> _What the task requires_:
From the entries below, count every line that contains the word "left". Please give the number and nothing else.

--- BEGIN ---

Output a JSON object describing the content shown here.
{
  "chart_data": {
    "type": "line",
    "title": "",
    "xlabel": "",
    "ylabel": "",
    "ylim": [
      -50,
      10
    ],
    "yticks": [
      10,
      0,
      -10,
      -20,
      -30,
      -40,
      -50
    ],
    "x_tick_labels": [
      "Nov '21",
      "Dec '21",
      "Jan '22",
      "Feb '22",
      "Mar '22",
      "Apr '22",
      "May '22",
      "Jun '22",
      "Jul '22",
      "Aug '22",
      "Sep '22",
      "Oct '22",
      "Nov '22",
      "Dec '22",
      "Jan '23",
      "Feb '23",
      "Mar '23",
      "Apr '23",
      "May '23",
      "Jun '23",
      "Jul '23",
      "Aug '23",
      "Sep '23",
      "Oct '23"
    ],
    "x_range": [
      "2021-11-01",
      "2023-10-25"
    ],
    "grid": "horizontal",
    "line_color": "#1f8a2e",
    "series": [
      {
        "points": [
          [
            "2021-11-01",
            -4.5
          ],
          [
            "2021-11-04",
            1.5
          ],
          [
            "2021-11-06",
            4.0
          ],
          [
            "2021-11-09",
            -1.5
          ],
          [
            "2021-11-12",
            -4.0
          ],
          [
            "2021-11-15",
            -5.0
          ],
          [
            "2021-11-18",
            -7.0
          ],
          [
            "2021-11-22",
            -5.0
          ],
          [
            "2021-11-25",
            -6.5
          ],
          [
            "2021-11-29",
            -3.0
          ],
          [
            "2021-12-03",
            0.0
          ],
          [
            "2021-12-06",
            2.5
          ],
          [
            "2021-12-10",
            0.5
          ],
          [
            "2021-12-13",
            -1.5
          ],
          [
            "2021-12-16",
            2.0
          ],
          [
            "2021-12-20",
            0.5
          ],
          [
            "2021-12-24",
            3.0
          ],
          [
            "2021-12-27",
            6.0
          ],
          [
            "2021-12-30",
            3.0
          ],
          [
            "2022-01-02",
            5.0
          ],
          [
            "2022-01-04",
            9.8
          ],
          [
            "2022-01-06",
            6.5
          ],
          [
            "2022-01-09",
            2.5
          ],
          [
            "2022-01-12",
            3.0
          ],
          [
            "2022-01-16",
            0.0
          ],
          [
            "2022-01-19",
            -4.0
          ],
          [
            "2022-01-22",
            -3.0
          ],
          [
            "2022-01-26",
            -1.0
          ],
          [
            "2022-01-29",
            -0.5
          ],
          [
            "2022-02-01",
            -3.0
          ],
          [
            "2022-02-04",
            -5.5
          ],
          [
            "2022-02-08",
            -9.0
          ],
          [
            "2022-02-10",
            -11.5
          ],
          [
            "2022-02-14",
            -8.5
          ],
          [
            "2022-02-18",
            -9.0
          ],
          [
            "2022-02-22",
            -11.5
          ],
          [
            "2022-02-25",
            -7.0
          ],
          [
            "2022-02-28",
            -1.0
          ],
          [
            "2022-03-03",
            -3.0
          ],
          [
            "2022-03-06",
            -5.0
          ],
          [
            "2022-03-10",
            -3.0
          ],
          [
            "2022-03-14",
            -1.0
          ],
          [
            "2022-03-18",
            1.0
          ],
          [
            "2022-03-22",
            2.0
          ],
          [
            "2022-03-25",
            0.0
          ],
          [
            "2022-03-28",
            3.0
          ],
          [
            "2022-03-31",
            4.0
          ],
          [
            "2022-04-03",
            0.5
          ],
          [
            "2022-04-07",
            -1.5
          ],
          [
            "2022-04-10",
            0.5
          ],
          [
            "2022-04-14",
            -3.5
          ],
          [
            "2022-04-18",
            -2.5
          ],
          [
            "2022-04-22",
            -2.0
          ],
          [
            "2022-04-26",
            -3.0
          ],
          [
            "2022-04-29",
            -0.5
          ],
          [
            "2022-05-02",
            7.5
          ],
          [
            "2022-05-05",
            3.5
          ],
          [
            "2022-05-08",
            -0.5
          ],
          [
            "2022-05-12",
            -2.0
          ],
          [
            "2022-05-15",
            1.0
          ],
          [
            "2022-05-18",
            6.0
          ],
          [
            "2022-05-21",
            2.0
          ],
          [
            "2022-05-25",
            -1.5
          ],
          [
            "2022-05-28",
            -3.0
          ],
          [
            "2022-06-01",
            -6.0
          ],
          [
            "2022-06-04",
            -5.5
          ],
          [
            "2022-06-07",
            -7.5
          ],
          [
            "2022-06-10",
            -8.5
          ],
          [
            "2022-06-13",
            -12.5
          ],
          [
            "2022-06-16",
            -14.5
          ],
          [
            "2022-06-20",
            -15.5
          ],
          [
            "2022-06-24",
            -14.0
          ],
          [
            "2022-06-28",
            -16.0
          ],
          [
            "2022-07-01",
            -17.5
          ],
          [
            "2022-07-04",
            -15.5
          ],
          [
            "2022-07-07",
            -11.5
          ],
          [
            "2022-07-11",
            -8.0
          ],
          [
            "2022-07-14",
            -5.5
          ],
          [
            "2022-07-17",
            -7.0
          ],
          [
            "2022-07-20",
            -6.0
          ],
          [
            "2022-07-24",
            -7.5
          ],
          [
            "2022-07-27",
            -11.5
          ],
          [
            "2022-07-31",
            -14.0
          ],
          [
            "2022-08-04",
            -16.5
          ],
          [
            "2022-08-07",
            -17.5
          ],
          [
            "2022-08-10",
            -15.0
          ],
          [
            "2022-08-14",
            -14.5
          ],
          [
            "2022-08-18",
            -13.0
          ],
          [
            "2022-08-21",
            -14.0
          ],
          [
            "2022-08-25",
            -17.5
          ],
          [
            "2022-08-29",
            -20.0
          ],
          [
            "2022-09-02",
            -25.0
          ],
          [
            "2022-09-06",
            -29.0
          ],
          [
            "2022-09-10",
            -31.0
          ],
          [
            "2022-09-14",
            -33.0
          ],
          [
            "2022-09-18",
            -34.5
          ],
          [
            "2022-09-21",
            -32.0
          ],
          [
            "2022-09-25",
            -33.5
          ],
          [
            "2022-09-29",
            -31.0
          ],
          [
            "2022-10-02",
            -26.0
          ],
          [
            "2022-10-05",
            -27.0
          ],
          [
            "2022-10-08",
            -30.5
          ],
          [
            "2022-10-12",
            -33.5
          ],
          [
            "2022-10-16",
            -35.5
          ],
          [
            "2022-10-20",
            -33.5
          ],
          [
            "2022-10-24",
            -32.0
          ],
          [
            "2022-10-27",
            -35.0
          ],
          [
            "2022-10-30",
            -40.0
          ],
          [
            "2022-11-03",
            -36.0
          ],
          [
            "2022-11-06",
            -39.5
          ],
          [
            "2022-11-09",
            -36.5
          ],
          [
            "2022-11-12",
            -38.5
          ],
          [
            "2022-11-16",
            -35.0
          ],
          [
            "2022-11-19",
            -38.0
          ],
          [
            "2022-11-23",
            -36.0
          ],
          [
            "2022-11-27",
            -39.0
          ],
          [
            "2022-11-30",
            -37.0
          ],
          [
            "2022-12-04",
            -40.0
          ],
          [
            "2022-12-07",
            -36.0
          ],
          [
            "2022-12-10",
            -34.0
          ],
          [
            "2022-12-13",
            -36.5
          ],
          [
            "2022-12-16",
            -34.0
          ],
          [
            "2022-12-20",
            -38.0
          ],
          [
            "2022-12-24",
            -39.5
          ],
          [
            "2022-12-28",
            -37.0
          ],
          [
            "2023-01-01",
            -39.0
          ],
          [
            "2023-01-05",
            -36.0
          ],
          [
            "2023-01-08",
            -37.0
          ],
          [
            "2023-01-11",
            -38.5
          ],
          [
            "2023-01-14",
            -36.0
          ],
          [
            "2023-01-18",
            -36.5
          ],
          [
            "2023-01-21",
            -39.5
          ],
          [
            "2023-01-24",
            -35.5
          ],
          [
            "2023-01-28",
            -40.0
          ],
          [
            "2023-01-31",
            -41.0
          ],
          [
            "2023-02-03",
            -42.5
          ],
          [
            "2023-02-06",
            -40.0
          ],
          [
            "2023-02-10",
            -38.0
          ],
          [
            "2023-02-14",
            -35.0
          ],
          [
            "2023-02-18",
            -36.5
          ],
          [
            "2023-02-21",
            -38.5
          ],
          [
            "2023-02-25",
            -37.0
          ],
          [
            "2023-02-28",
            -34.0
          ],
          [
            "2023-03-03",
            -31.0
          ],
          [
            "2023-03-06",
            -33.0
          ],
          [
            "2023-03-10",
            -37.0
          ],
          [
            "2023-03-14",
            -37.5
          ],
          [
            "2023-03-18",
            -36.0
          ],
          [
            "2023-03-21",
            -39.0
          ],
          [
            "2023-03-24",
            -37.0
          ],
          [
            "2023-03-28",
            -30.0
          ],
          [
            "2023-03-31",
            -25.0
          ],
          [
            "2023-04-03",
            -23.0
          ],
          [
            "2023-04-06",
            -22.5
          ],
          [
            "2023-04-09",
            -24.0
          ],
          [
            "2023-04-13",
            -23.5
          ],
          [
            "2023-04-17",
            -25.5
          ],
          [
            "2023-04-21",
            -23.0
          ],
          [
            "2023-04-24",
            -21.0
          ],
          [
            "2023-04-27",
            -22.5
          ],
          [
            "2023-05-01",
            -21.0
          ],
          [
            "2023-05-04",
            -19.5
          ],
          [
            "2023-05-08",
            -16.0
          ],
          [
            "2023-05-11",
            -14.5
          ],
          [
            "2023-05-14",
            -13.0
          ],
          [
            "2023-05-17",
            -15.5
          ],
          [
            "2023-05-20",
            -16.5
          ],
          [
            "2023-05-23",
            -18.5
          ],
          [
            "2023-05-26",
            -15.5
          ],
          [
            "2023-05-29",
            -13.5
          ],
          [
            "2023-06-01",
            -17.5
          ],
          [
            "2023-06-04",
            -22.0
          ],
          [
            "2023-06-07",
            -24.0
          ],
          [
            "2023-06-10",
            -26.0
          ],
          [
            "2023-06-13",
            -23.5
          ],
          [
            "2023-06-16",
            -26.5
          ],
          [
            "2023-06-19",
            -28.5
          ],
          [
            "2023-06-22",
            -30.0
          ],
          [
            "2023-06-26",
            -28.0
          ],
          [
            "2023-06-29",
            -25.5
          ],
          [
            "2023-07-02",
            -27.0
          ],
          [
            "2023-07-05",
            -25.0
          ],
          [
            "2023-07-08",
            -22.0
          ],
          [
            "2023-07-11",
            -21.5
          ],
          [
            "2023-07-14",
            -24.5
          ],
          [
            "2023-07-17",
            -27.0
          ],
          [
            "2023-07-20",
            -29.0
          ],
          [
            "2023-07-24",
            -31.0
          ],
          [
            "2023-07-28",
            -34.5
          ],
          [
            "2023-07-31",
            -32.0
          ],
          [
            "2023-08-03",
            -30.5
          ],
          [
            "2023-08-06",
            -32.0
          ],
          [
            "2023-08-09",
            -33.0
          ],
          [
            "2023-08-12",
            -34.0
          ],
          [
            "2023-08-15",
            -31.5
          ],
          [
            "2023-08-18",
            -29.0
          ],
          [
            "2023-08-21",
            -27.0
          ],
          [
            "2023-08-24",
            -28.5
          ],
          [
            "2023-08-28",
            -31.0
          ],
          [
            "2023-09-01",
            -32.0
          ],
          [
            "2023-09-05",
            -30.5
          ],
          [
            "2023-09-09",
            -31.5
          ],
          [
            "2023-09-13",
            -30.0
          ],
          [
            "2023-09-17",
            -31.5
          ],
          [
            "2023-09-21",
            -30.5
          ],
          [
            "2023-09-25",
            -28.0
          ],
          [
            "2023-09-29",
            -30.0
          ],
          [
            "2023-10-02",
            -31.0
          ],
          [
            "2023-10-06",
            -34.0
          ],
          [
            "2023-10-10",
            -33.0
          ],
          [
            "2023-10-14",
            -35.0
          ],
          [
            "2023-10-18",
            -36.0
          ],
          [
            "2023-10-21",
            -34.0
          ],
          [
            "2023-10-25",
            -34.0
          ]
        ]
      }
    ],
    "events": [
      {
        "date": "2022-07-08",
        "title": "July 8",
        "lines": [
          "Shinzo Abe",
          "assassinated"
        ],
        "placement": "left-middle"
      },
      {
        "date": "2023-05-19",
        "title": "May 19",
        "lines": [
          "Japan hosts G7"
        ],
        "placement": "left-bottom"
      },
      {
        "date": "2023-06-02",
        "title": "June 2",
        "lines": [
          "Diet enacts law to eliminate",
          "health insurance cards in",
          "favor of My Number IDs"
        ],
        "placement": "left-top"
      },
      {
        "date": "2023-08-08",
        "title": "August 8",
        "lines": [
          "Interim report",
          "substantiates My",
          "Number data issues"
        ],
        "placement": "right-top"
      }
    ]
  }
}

--- END ---

> _Reply_:
3